● Exercise task
Below are entries. Pull out all lines containing "detta".

════

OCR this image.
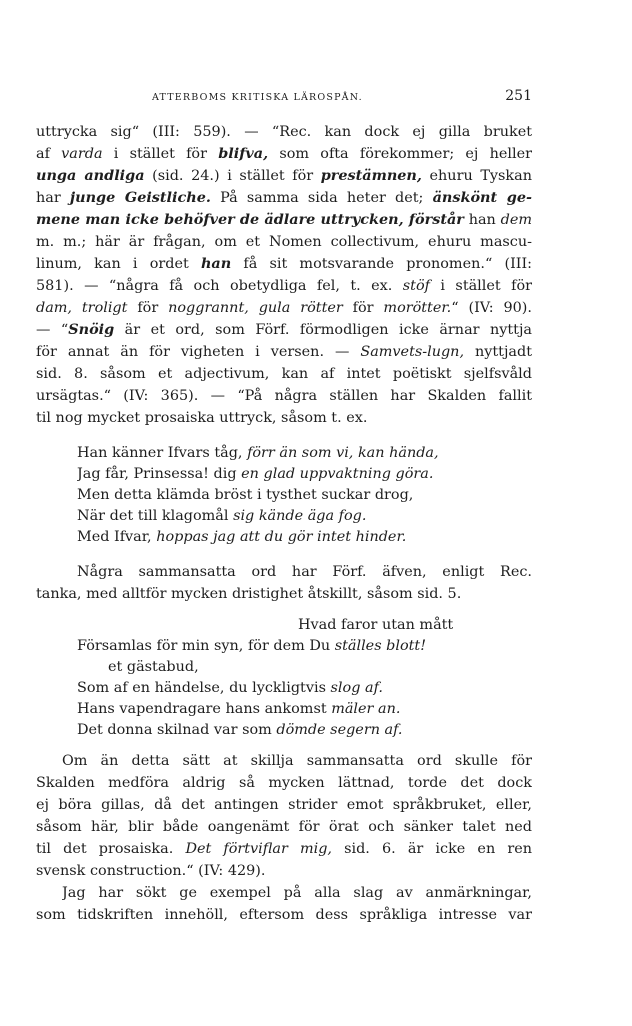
ATTERBOMS KRITISKA LÄROSPÅN.	251
uttrycka sig“ (III: 559). — “Rec. kan dock ej gilla bruket
af varda i stället för blifva, som ofta förekommer; ej heller
unga andliga (sid. 24.) i stället för prestämnen, ehuru Tyskan
har junge Geistliche. På samma sida heter det; änskönt ge-
mene man icke behöfver de ädlare uttrycken, förstår han dem
m. m.; här är frågan, om et Nomen collectivum, ehuru mascu-
linum, kan i ordet han få sit motsvarande pronomen.“ (III:
581). — “några få och obetydliga fel, t. ex. stöf i stället för
dam, troligt för noggrannt, gula rötter för morötter.“ (IV: 90).
— “Snöig är et ord, som Förf. förmodligen icke ärnar nyttja
för annat än för vigheten i versen. — Samvets-lugn, nyttjadt
sid. 8. såsom et adjectivum, kan af intet poëtiskt sjelfsvåld
ursägtas.“ (IV: 365). — “På några ställen har Skalden fallit
til nog mycket prosaiska uttryck, såsom t. ex.
Han känner Ifvars tåg, förr än som vi, kan hända,
Jag får, Prinsessa! dig en glad uppvaktning göra.
Men detta klämda bröst i tysthet suckar drog,
När det till klagomål sig kände äga fog.
Med Ifvar, hoppas jag att du gör intet hinder.
Några sammansatta ord har Förf. äfven, enligt Rec.
tanka, med alltför mycken dristighet åtskillt, såsom sid. 5.
Hvad faror utan mått
Församlas för min syn, för dem Du ställes blott!
et gästabud,
Som af en händelse, du lyckligtvis slog af.
Hans vapendragare hans ankomst mäler an.
Det donna skilnad var som dömde segern af.
Om än detta sätt at skillja sammansatta ord skulle för
Skalden medföra aldrig så mycken lättnad, torde det dock
ej böra gillas, då det antingen strider emot språkbruket, eller,
såsom här, blir både oangenämt för örat och sänker talet ned
til det prosaiska. Det förtviflar mig, sid. 6. är icke en ren
svensk construction.“ (IV: 429).
Jag har sökt ge exempel på alla slag av anmärkningar,
som tidskriften innehöll, eftersom dess språkliga intresse var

════

● Answer for this exercise
Men detta klämda bröst i tysthet suckar drog,
Om än detta sätt at skillja sammansatta ord skulle för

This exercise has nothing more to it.